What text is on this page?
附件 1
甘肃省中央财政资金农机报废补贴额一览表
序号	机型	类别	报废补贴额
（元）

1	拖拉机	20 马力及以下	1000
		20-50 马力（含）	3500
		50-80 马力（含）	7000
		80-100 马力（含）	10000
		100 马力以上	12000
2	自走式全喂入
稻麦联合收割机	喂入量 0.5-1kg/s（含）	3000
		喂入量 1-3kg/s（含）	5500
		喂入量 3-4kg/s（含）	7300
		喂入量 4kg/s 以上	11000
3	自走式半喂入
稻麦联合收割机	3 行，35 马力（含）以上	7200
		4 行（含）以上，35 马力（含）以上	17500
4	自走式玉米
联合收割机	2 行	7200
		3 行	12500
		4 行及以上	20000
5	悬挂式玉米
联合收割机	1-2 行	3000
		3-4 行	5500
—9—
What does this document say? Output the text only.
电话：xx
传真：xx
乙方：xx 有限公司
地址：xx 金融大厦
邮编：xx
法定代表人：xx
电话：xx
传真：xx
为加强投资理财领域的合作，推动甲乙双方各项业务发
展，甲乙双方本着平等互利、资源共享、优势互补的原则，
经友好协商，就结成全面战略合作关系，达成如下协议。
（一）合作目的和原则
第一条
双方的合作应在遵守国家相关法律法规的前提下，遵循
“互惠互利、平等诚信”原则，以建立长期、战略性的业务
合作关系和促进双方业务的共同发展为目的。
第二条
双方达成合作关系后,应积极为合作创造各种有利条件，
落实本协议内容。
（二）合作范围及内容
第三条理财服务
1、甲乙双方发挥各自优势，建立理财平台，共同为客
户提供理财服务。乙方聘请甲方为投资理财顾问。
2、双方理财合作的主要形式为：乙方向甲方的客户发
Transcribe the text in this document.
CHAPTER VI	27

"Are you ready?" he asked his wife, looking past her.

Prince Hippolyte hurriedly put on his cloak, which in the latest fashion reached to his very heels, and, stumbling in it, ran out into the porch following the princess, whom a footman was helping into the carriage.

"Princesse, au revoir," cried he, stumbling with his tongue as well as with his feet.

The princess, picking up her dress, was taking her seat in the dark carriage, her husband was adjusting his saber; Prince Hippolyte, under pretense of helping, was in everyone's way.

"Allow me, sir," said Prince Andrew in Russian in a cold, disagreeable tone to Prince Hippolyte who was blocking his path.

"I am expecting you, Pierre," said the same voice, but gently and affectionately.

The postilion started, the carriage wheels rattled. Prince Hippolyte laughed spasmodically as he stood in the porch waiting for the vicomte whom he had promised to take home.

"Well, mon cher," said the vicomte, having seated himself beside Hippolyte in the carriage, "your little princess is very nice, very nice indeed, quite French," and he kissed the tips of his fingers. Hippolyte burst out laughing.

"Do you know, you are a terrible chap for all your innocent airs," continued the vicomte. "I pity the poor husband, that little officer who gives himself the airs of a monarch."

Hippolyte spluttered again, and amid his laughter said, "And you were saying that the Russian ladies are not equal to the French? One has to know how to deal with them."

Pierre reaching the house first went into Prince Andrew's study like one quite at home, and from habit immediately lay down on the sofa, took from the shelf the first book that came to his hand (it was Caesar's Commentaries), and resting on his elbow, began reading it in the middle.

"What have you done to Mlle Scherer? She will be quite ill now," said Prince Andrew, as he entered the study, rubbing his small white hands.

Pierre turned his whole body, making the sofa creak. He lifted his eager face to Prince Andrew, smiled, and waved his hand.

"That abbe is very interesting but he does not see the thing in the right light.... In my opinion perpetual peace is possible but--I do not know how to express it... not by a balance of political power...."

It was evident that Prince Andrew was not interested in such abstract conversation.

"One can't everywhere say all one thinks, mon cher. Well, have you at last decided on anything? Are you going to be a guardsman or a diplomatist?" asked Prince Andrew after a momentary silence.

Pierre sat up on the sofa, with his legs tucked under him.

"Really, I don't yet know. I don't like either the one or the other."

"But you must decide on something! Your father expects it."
== == ==
Request
Copy every line from the records above that contains the word "asked".

Solution below
"Are you ready?" he asked his wife, looking past her.
"One can't everywhere say all one thinks, mon cher. Well, have you at last decided on anything? Are you going to be a guardsman or a diplomatist?" asked Prince Andrew after a momentary silence.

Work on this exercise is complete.